## EXERCISE BRIEF
Copy each line that contains the string "title".

═════ DATA SHOWN ═════

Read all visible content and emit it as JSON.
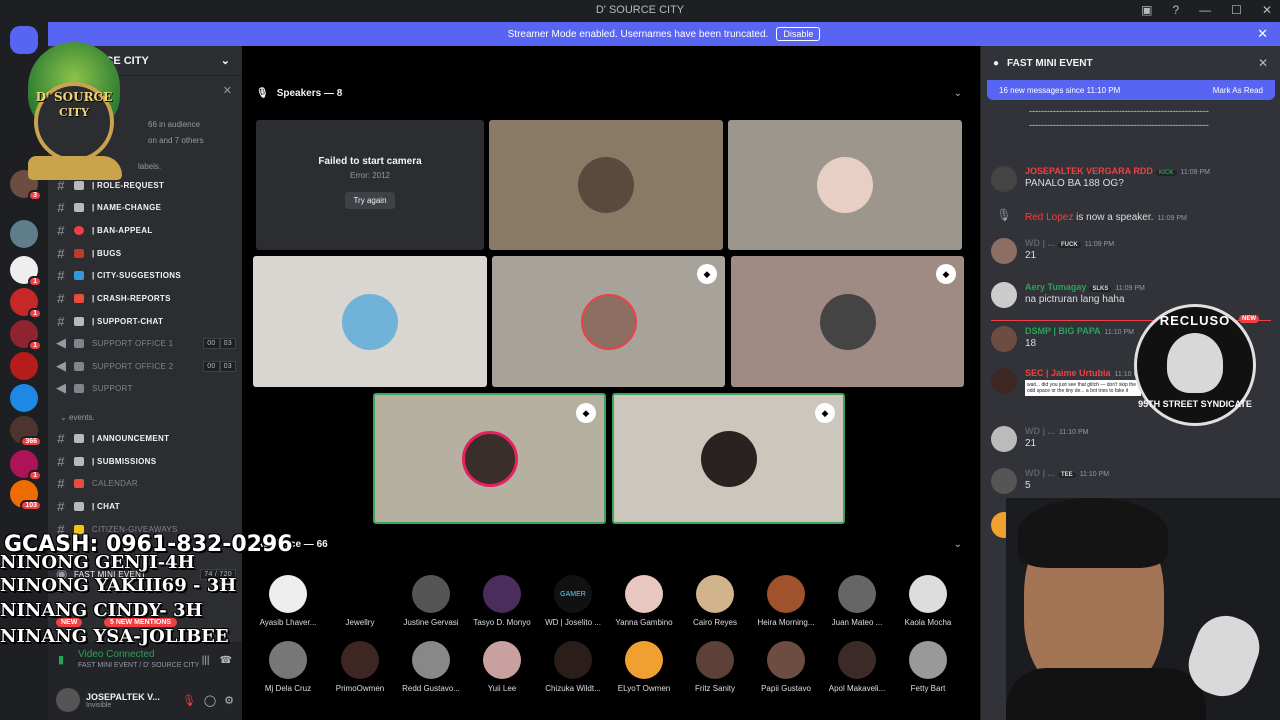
{
  "window": {
    "title": "D' SOURCE CITY"
  },
  "banner": {
    "text": "Streamer Mode enabled. Usernames have been truncated.",
    "button": "Disable"
  },
  "sidebar": {
    "guild_name": "D' SOURCE CITY",
    "stage_info": {
      "audience": "66 in audience",
      "others": "on and 7 others"
    },
    "channels": [
      {
        "label": "| ROLE-REQUEST",
        "dim": false
      },
      {
        "label": "| NAME-CHANGE",
        "dim": false
      },
      {
        "label": "| BAN-APPEAL",
        "dim": false
      },
      {
        "label": "| BUGS",
        "dim": false
      },
      {
        "label": "| CITY-SUGGESTIONS",
        "dim": false
      },
      {
        "label": "| CRASH-REPORTS",
        "dim": false
      },
      {
        "label": "| SUPPORT-CHAT",
        "dim": false
      },
      {
        "label": "SUPPORT OFFICE 1",
        "dim": true,
        "count": [
          "00",
          "03"
        ]
      },
      {
        "label": "SUPPORT OFFICE 2",
        "dim": true,
        "count": [
          "00",
          "03"
        ]
      },
      {
        "label": "SUPPORT",
        "dim": true
      }
    ],
    "category_events": "events.",
    "category_label": "labels.",
    "event_channels": [
      {
        "label": "| ANNOUNCEMENT",
        "dim": false
      },
      {
        "label": "| SUBMISSIONS",
        "dim": false
      },
      {
        "label": "CALENDAR",
        "dim": true
      },
      {
        "label": "| CHAT",
        "dim": false
      },
      {
        "label": "CITIZEN-GIVEAWAYS",
        "dim": true
      }
    ],
    "voice": {
      "status": "Video Connected",
      "location": "FAST MINI EVENT / D' SOURCE CITY",
      "stage_item": "FAST MINI EVENT",
      "stage_counts": "74 / 720",
      "mentions": "5 NEW MENTIONS",
      "new_label": "NEW"
    },
    "user": {
      "name": "JOSEPALTEK V...",
      "status": "Invisible"
    }
  },
  "rail_badges": [
    "3",
    "1",
    "1",
    "1",
    "366",
    "1",
    "103"
  ],
  "stage": {
    "speakers_header": "Speakers — 8",
    "audience_header": "Audience — 66",
    "camera_error": {
      "title": "Failed to start camera",
      "code": "Error: 2012",
      "retry": "Try again"
    },
    "audience": [
      "Ayasib Lhaver...",
      "Jewellry",
      "Justine Gervasi",
      "Tasyo D. Monyo",
      "WD | Joselito ...",
      "Yanna Gambino",
      "Cairo Reyes",
      "Heira Morning...",
      "Juan Mateo ...",
      "Kaola Mocha",
      "Mj Dela Cruz",
      "PrimoOwmen",
      "Redd Gustavo...",
      "Yuii Lee",
      "Chizuka Wildt...",
      "ELyoT Owmen",
      "Fritz Sanity",
      "Papii Gustavo",
      "Apol Makaveli...",
      "Fetty Bart"
    ]
  },
  "chat": {
    "title": "FAST MINI EVENT",
    "new_messages": "16 new messages since 11:10 PM",
    "mark_read": "Mark As Read",
    "dashes": "------------------------------------------------------------",
    "messages": [
      {
        "name": "JOSEPALTEK VERGARA RDD",
        "color": "#f23f43",
        "tag": "KICK",
        "time": "11:09 PM",
        "text": "PANALO BA 188 OG?"
      },
      {
        "name": "Red Lopez",
        "color": "#f23f43",
        "time": "11:09 PM",
        "text": "is now a speaker."
      },
      {
        "name": "WD | ...",
        "color": "#5d6069",
        "tag": "FUCK",
        "time": "11:09 PM",
        "text": "21"
      },
      {
        "name": "Aery Tumagay",
        "color": "#23a55a",
        "tag": "SLKS",
        "time": "11:09 PM",
        "text": "na pictruran lang haha"
      },
      {
        "name": "DSMP | BIG PAPA",
        "color": "#23a55a",
        "time": "11:10 PM",
        "text": "18"
      },
      {
        "name": "SEC | Jaime Urtubia",
        "color": "#f23f43",
        "time": "11:10 PM",
        "text": "wait... did you just see that glitch — don't skip the odd space or the tiny de... a bot tries to fake it"
      },
      {
        "name": "WD | ...",
        "color": "#5d6069",
        "time": "11:10 PM",
        "text": "21"
      },
      {
        "name": "WD | ...",
        "color": "#5d6069",
        "tag": "TEE",
        "time": "11:10 PM",
        "text": "5"
      }
    ]
  },
  "overlays": {
    "logo_line1": "D' SOURCE",
    "logo_line2": "CITY",
    "gcash": "GCASH: 0961-832-0296",
    "donors": [
      "NINONG GENJI-4H",
      "NINONG YAKIII69 - 3H",
      "NINANG CINDY- 3H",
      "NINANG YSA-JOLIBEE"
    ],
    "reclus_top": "RECLUSO",
    "reclus_bottom": "95TH STREET SYNDICATE",
    "reclus_new": "NEW"
  },
  "colors": {
    "accent": "#5865f2",
    "speaking": "#3ba55d",
    "danger": "#f23f43"
  }
}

═════

## TASK RESPONSE
    "title": "D' SOURCE CITY"
      "title": "Failed to start camera",
    "title": "FAST MINI EVENT",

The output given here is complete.